* [Short exercise]
Here are some records. Copy each one exactly.
** START OF Data supplied **
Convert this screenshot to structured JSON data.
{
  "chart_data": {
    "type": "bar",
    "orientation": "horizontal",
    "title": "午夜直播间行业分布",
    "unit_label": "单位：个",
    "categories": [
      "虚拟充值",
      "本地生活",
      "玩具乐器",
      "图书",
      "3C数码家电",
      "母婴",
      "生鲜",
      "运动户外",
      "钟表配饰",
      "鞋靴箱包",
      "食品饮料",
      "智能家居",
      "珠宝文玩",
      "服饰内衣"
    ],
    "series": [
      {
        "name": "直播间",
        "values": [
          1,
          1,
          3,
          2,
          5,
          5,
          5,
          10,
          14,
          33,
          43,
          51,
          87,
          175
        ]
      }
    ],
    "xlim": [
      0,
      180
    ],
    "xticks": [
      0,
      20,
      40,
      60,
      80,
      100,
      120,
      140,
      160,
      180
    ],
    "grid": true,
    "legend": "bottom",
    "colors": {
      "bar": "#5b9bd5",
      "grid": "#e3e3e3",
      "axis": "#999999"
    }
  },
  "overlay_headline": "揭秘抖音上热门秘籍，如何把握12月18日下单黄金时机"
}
** END OF Data supplied **
* [Written answer]
Convert this screenshot to structured JSON data.
{
  "chart_data": {
    "type": "bar",
    "orientation": "horizontal",
    "title": "午夜直播间行业分布",
    "unit_label": "单位：个",
    "categories": [
      "虚拟充值",
      "本地生活",
      "玩具乐器",
      "图书",
      "3C数码家电",
      "母婴",
      "生鲜",
      "运动户外",
      "钟表配饰",
      "鞋靴箱包",
      "食品饮料",
      "智能家居",
      "珠宝文玩",
      "服饰内衣"
    ],
    "series": [
      {
        "name": "直播间",
        "values": [
          1,
          1,
          3,
          2,
          5,
          5,
          5,
          10,
          14,
          33,
          43,
          51,
          87,
          175
        ]
      }
    ],
    "xlim": [
      0,
      180
    ],
    "xticks": [
      0,
      20,
      40,
      60,
      80,
      100,
      120,
      140,
      160,
      180
    ],
    "grid": true,
    "legend": "bottom",
    "colors": {
      "bar": "#5b9bd5",
      "grid": "#e3e3e3",
      "axis": "#999999"
    }
  },
  "overlay_headline": "揭秘抖音上热门秘籍，如何把握12月18日下单黄金时机"
}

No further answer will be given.